### What to produce
Skip any picture you find and retype all the remaining lines exactly.

### Data section
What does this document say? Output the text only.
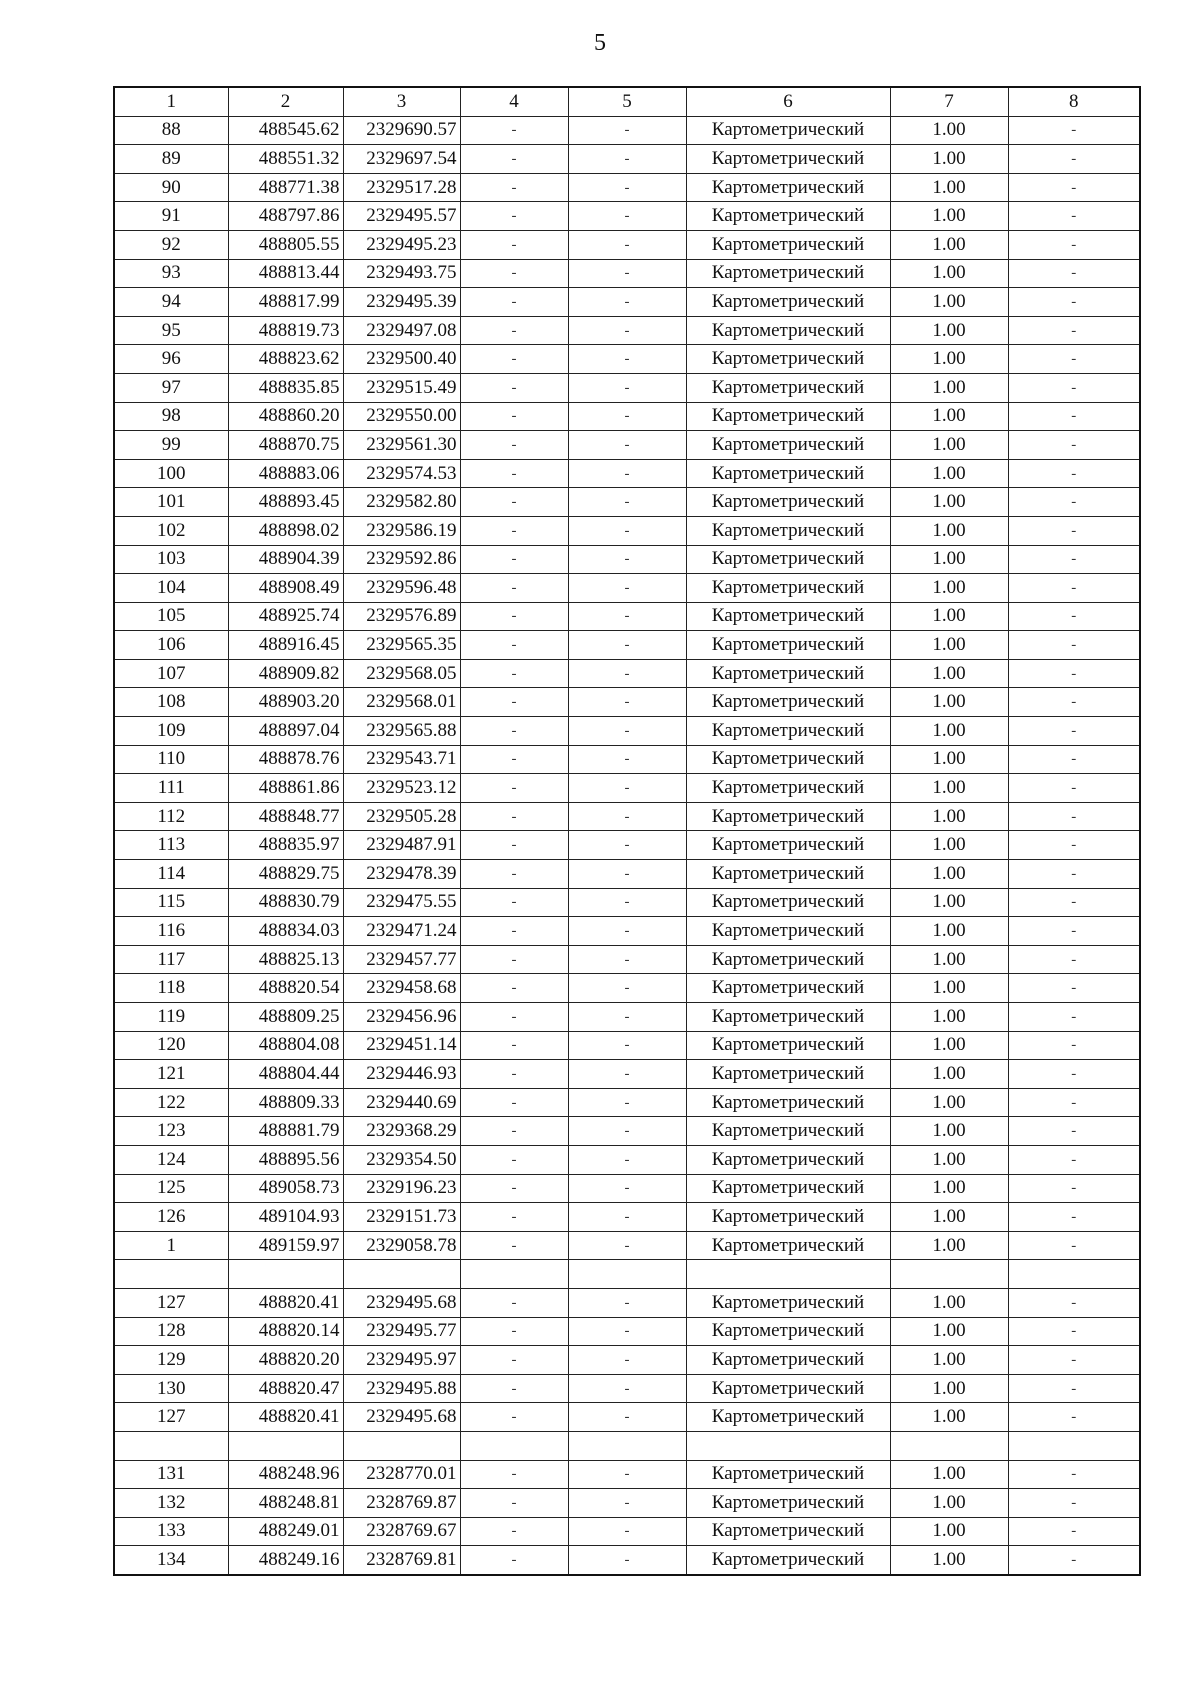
5
1	2	3	4	5	6	7	8
88	488545.62	2329690.57	-	-	Картометрический	1.00	-
89	488551.32	2329697.54	-	-	Картометрический	1.00	-
90	488771.38	2329517.28	-	-	Картометрический	1.00	-
91	488797.86	2329495.57	-	-	Картометрический	1.00	-
92	488805.55	2329495.23	-	-	Картометрический	1.00	-
93	488813.44	2329493.75	-	-	Картометрический	1.00	-
94	488817.99	2329495.39	-	-	Картометрический	1.00	-
95	488819.73	2329497.08	-	-	Картометрический	1.00	-
96	488823.62	2329500.40	-	-	Картометрический	1.00	-
97	488835.85	2329515.49	-	-	Картометрический	1.00	-
98	488860.20	2329550.00	-	-	Картометрический	1.00	-
99	488870.75	2329561.30	-	-	Картометрический	1.00	-
100	488883.06	2329574.53	-	-	Картометрический	1.00	-
101	488893.45	2329582.80	-	-	Картометрический	1.00	-
102	488898.02	2329586.19	-	-	Картометрический	1.00	-
103	488904.39	2329592.86	-	-	Картометрический	1.00	-
104	488908.49	2329596.48	-	-	Картометрический	1.00	-
105	488925.74	2329576.89	-	-	Картометрический	1.00	-
106	488916.45	2329565.35	-	-	Картометрический	1.00	-
107	488909.82	2329568.05	-	-	Картометрический	1.00	-
108	488903.20	2329568.01	-	-	Картометрический	1.00	-
109	488897.04	2329565.88	-	-	Картометрический	1.00	-
110	488878.76	2329543.71	-	-	Картометрический	1.00	-
111	488861.86	2329523.12	-	-	Картометрический	1.00	-
112	488848.77	2329505.28	-	-	Картометрический	1.00	-
113	488835.97	2329487.91	-	-	Картометрический	1.00	-
114	488829.75	2329478.39	-	-	Картометрический	1.00	-
115	488830.79	2329475.55	-	-	Картометрический	1.00	-
116	488834.03	2329471.24	-	-	Картометрический	1.00	-
117	488825.13	2329457.77	-	-	Картометрический	1.00	-
118	488820.54	2329458.68	-	-	Картометрический	1.00	-
119	488809.25	2329456.96	-	-	Картометрический	1.00	-
120	488804.08	2329451.14	-	-	Картометрический	1.00	-
121	488804.44	2329446.93	-	-	Картометрический	1.00	-
122	488809.33	2329440.69	-	-	Картометрический	1.00	-
123	488881.79	2329368.29	-	-	Картометрический	1.00	-
124	488895.56	2329354.50	-	-	Картометрический	1.00	-
125	489058.73	2329196.23	-	-	Картометрический	1.00	-
126	489104.93	2329151.73	-	-	Картометрический	1.00	-
1	489159.97	2329058.78	-	-	Картометрический	1.00	-

127	488820.41	2329495.68	-	-	Картометрический	1.00	-
128	488820.14	2329495.77	-	-	Картометрический	1.00	-
129	488820.20	2329495.97	-	-	Картометрический	1.00	-
130	488820.47	2329495.88	-	-	Картометрический	1.00	-
127	488820.41	2329495.68	-	-	Картометрический	1.00	-

131	488248.96	2328770.01	-	-	Картометрический	1.00	-
132	488248.81	2328769.87	-	-	Картометрический	1.00	-
133	488249.01	2328769.67	-	-	Картометрический	1.00	-
134	488249.16	2328769.81	-	-	Картометрический	1.00	-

### Final result
What does this document say? Output the text only.
5
1	2	3	4	5	6	7	8
88	488545.62	2329690.57	-	-	Картометрический	1.00	-
89	488551.32	2329697.54	-	-	Картометрический	1.00	-
90	488771.38	2329517.28	-	-	Картометрический	1.00	-
91	488797.86	2329495.57	-	-	Картометрический	1.00	-
92	488805.55	2329495.23	-	-	Картометрический	1.00	-
93	488813.44	2329493.75	-	-	Картометрический	1.00	-
94	488817.99	2329495.39	-	-	Картометрический	1.00	-
95	488819.73	2329497.08	-	-	Картометрический	1.00	-
96	488823.62	2329500.40	-	-	Картометрический	1.00	-
97	488835.85	2329515.49	-	-	Картометрический	1.00	-
98	488860.20	2329550.00	-	-	Картометрический	1.00	-
99	488870.75	2329561.30	-	-	Картометрический	1.00	-
100	488883.06	2329574.53	-	-	Картометрический	1.00	-
101	488893.45	2329582.80	-	-	Картометрический	1.00	-
102	488898.02	2329586.19	-	-	Картометрический	1.00	-
103	488904.39	2329592.86	-	-	Картометрический	1.00	-
104	488908.49	2329596.48	-	-	Картометрический	1.00	-
105	488925.74	2329576.89	-	-	Картометрический	1.00	-
106	488916.45	2329565.35	-	-	Картометрический	1.00	-
107	488909.82	2329568.05	-	-	Картометрический	1.00	-
108	488903.20	2329568.01	-	-	Картометрический	1.00	-
109	488897.04	2329565.88	-	-	Картометрический	1.00	-
110	488878.76	2329543.71	-	-	Картометрический	1.00	-
111	488861.86	2329523.12	-	-	Картометрический	1.00	-
112	488848.77	2329505.28	-	-	Картометрический	1.00	-
113	488835.97	2329487.91	-	-	Картометрический	1.00	-
114	488829.75	2329478.39	-	-	Картометрический	1.00	-
115	488830.79	2329475.55	-	-	Картометрический	1.00	-
116	488834.03	2329471.24	-	-	Картометрический	1.00	-
117	488825.13	2329457.77	-	-	Картометрический	1.00	-
118	488820.54	2329458.68	-	-	Картометрический	1.00	-
119	488809.25	2329456.96	-	-	Картометрический	1.00	-
120	488804.08	2329451.14	-	-	Картометрический	1.00	-
121	488804.44	2329446.93	-	-	Картометрический	1.00	-
122	488809.33	2329440.69	-	-	Картометрический	1.00	-
123	488881.79	2329368.29	-	-	Картометрический	1.00	-
124	488895.56	2329354.50	-	-	Картометрический	1.00	-
125	489058.73	2329196.23	-	-	Картометрический	1.00	-
126	489104.93	2329151.73	-	-	Картометрический	1.00	-
1	489159.97	2329058.78	-	-	Картометрический	1.00	-

127	488820.41	2329495.68	-	-	Картометрический	1.00	-
128	488820.14	2329495.77	-	-	Картометрический	1.00	-
129	488820.20	2329495.97	-	-	Картометрический	1.00	-
130	488820.47	2329495.88	-	-	Картометрический	1.00	-
127	488820.41	2329495.68	-	-	Картометрический	1.00	-

131	488248.96	2328770.01	-	-	Картометрический	1.00	-
132	488248.81	2328769.87	-	-	Картометрический	1.00	-
133	488249.01	2328769.67	-	-	Картометрический	1.00	-
134	488249.16	2328769.81	-	-	Картометрический	1.00	-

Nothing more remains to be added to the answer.